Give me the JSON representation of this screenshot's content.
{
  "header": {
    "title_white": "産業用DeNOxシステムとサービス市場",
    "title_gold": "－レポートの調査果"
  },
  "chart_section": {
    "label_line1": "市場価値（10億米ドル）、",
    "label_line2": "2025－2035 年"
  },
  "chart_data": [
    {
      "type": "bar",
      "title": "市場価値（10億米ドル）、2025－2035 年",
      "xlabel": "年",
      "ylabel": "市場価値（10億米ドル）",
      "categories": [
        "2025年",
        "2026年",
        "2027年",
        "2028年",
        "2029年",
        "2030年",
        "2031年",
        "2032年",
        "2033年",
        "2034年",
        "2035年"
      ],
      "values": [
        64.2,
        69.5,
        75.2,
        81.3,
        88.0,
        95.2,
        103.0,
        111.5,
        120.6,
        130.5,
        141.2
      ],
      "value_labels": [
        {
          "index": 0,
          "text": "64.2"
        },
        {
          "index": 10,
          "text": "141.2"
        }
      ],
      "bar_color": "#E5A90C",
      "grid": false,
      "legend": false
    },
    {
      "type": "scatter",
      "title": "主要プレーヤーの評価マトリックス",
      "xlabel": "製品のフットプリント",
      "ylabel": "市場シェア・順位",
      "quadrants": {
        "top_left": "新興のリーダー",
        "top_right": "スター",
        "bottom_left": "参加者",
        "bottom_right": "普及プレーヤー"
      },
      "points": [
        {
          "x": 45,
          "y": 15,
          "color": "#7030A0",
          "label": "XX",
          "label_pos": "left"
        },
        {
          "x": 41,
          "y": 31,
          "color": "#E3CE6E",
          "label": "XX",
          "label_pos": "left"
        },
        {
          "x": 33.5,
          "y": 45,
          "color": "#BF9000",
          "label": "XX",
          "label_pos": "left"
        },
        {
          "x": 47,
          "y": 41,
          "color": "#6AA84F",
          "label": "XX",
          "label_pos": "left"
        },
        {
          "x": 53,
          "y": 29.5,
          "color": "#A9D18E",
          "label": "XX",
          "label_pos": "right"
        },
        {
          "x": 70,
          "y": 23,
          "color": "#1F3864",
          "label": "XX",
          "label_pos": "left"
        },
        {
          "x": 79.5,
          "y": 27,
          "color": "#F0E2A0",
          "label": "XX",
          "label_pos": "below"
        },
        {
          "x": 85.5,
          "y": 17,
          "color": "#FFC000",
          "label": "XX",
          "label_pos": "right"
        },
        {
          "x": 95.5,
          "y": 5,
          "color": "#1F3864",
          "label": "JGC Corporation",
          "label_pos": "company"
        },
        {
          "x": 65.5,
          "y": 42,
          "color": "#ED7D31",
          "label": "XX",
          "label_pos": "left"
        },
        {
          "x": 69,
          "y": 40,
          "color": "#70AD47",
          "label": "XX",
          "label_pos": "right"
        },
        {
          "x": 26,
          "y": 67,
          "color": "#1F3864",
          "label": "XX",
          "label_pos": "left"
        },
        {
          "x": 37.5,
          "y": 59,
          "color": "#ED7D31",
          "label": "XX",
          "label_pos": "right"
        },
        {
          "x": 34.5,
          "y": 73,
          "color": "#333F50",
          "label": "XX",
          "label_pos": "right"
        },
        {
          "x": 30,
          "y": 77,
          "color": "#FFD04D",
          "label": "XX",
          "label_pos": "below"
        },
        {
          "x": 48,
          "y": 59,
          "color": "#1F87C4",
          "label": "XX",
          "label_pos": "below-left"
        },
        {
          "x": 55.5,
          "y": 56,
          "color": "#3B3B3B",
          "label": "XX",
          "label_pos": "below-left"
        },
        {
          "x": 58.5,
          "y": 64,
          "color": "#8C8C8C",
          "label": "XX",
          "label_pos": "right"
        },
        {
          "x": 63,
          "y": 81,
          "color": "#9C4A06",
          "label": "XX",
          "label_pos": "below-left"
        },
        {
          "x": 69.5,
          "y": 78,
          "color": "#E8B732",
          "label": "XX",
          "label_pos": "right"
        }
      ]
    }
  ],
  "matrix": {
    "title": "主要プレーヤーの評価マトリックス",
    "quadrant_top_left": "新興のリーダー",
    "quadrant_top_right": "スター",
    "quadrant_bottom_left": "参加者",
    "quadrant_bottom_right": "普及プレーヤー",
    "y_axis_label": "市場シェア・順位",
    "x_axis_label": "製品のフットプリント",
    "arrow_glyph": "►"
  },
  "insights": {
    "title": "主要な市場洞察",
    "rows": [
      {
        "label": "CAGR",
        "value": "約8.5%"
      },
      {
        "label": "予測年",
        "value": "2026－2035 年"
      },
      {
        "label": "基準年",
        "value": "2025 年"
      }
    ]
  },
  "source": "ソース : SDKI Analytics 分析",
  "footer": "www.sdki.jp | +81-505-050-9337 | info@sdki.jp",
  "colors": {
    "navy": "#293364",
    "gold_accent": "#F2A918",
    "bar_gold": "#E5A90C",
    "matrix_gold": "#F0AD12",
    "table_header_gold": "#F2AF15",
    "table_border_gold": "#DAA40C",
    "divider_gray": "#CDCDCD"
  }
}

## GOAL:
Take the data above and return it exactly.

## ANSWER TO THE PROBLEM:
Give me the JSON representation of this screenshot's content.
{
  "header": {
    "title_white": "産業用DeNOxシステムとサービス市場",
    "title_gold": "－レポートの調査果"
  },
  "chart_section": {
    "label_line1": "市場価値（10億米ドル）、",
    "label_line2": "2025－2035 年"
  },
  "chart_data": [
    {
      "type": "bar",
      "title": "市場価値（10億米ドル）、2025－2035 年",
      "xlabel": "年",
      "ylabel": "市場価値（10億米ドル）",
      "categories": [
        "2025年",
        "2026年",
        "2027年",
        "2028年",
        "2029年",
        "2030年",
        "2031年",
        "2032年",
        "2033年",
        "2034年",
        "2035年"
      ],
      "values": [
        64.2,
        69.5,
        75.2,
        81.3,
        88.0,
        95.2,
        103.0,
        111.5,
        120.6,
        130.5,
        141.2
      ],
      "value_labels": [
        {
          "index": 0,
          "text": "64.2"
        },
        {
          "index": 10,
          "text": "141.2"
        }
      ],
      "bar_color": "#E5A90C",
      "grid": false,
      "legend": false
    },
    {
      "type": "scatter",
      "title": "主要プレーヤーの評価マトリックス",
      "xlabel": "製品のフットプリント",
      "ylabel": "市場シェア・順位",
      "quadrants": {
        "top_left": "新興のリーダー",
        "top_right": "スター",
        "bottom_left": "参加者",
        "bottom_right": "普及プレーヤー"
      },
      "points": [
        {
          "x": 45,
          "y": 15,
          "color": "#7030A0",
          "label": "XX",
          "label_pos": "left"
        },
        {
          "x": 41,
          "y": 31,
          "color": "#E3CE6E",
          "label": "XX",
          "label_pos": "left"
        },
        {
          "x": 33.5,
          "y": 45,
          "color": "#BF9000",
          "label": "XX",
          "label_pos": "left"
        },
        {
          "x": 47,
          "y": 41,
          "color": "#6AA84F",
          "label": "XX",
          "label_pos": "left"
        },
        {
          "x": 53,
          "y": 29.5,
          "color": "#A9D18E",
          "label": "XX",
          "label_pos": "right"
        },
        {
          "x": 70,
          "y": 23,
          "color": "#1F3864",
          "label": "XX",
          "label_pos": "left"
        },
        {
          "x": 79.5,
          "y": 27,
          "color": "#F0E2A0",
          "label": "XX",
          "label_pos": "below"
        },
        {
          "x": 85.5,
          "y": 17,
          "color": "#FFC000",
          "label": "XX",
          "label_pos": "right"
        },
        {
          "x": 95.5,
          "y": 5,
          "color": "#1F3864",
          "label": "JGC Corporation",
          "label_pos": "company"
        },
        {
          "x": 65.5,
          "y": 42,
          "color": "#ED7D31",
          "label": "XX",
          "label_pos": "left"
        },
        {
          "x": 69,
          "y": 40,
          "color": "#70AD47",
          "label": "XX",
          "label_pos": "right"
        },
        {
          "x": 26,
          "y": 67,
          "color": "#1F3864",
          "label": "XX",
          "label_pos": "left"
        },
        {
          "x": 37.5,
          "y": 59,
          "color": "#ED7D31",
          "label": "XX",
          "label_pos": "right"
        },
        {
          "x": 34.5,
          "y": 73,
          "color": "#333F50",
          "label": "XX",
          "label_pos": "right"
        },
        {
          "x": 30,
          "y": 77,
          "color": "#FFD04D",
          "label": "XX",
          "label_pos": "below"
        },
        {
          "x": 48,
          "y": 59,
          "color": "#1F87C4",
          "label": "XX",
          "label_pos": "below-left"
        },
        {
          "x": 55.5,
          "y": 56,
          "color": "#3B3B3B",
          "label": "XX",
          "label_pos": "below-left"
        },
        {
          "x": 58.5,
          "y": 64,
          "color": "#8C8C8C",
          "label": "XX",
          "label_pos": "right"
        },
        {
          "x": 63,
          "y": 81,
          "color": "#9C4A06",
          "label": "XX",
          "label_pos": "below-left"
        },
        {
          "x": 69.5,
          "y": 78,
          "color": "#E8B732",
          "label": "XX",
          "label_pos": "right"
        }
      ]
    }
  ],
  "matrix": {
    "title": "主要プレーヤーの評価マトリックス",
    "quadrant_top_left": "新興のリーダー",
    "quadrant_top_right": "スター",
    "quadrant_bottom_left": "参加者",
    "quadrant_bottom_right": "普及プレーヤー",
    "y_axis_label": "市場シェア・順位",
    "x_axis_label": "製品のフットプリント",
    "arrow_glyph": "►"
  },
  "insights": {
    "title": "主要な市場洞察",
    "rows": [
      {
        "label": "CAGR",
        "value": "約8.5%"
      },
      {
        "label": "予測年",
        "value": "2026－2035 年"
      },
      {
        "label": "基準年",
        "value": "2025 年"
      }
    ]
  },
  "source": "ソース : SDKI Analytics 分析",
  "footer": "www.sdki.jp | +81-505-050-9337 | info@sdki.jp",
  "colors": {
    "navy": "#293364",
    "gold_accent": "#F2A918",
    "bar_gold": "#E5A90C",
    "matrix_gold": "#F0AD12",
    "table_header_gold": "#F2AF15",
    "table_border_gold": "#DAA40C",
    "divider_gray": "#CDCDCD"
  }
}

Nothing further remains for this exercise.